Provided data ::
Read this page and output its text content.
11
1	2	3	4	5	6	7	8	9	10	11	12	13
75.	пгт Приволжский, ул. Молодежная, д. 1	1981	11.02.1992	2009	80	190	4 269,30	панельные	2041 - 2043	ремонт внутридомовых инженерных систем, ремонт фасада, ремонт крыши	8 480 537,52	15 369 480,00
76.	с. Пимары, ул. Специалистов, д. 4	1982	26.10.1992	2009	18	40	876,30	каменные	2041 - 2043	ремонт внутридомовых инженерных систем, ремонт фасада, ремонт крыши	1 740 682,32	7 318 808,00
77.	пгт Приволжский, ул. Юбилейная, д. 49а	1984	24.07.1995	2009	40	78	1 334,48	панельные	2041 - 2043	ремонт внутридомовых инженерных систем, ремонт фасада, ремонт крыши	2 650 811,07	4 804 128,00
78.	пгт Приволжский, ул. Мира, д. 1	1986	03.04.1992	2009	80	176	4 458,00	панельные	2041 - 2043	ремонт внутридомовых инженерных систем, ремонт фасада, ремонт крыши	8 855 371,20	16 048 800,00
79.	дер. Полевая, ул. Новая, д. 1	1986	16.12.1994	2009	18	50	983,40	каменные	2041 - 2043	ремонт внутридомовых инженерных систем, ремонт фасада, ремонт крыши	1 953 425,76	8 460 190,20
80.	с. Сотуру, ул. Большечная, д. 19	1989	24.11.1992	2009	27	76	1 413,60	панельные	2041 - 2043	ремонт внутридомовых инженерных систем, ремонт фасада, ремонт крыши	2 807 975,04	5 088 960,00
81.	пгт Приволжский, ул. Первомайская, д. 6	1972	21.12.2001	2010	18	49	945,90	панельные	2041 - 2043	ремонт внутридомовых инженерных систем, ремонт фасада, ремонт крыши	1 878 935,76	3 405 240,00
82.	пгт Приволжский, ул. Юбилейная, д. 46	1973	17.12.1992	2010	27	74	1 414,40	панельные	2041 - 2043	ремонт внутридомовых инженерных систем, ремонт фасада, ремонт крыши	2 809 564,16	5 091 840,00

---

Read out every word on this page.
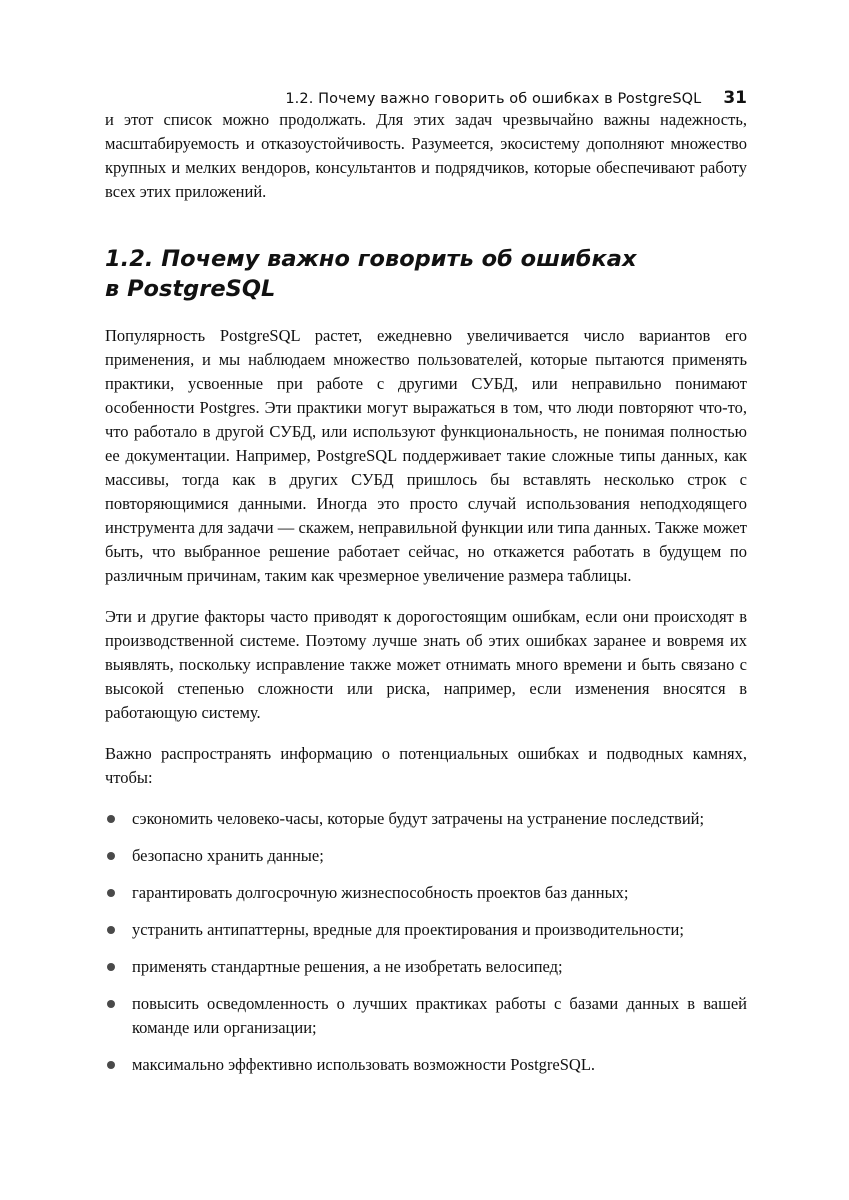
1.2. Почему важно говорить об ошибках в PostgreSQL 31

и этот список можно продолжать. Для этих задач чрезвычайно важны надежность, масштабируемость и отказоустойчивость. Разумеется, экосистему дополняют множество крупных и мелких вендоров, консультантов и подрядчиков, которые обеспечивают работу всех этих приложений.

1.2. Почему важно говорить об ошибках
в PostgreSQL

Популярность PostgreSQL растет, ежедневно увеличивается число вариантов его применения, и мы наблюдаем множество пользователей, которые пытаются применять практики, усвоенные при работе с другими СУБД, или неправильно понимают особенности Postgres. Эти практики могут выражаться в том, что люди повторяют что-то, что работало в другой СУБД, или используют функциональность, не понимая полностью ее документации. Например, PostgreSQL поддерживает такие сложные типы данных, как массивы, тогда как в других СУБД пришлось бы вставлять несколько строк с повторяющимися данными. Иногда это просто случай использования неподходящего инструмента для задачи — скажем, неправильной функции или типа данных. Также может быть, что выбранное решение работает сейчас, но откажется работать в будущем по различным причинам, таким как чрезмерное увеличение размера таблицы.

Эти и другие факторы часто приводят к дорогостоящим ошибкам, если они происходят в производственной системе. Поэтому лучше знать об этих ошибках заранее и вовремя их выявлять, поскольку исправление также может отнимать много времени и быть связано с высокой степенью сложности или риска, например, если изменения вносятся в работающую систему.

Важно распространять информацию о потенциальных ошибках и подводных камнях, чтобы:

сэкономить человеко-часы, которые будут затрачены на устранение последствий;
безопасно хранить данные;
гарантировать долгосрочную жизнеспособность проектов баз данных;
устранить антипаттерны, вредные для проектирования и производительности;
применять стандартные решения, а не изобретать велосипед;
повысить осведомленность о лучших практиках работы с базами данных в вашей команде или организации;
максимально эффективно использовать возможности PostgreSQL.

Description of the task :: Where a line above includes "Почему", copy that line.

Task output ::
1.2. Почему важно говорить об ошибках в PostgreSQL 31
1.2. Почему важно говорить об ошибках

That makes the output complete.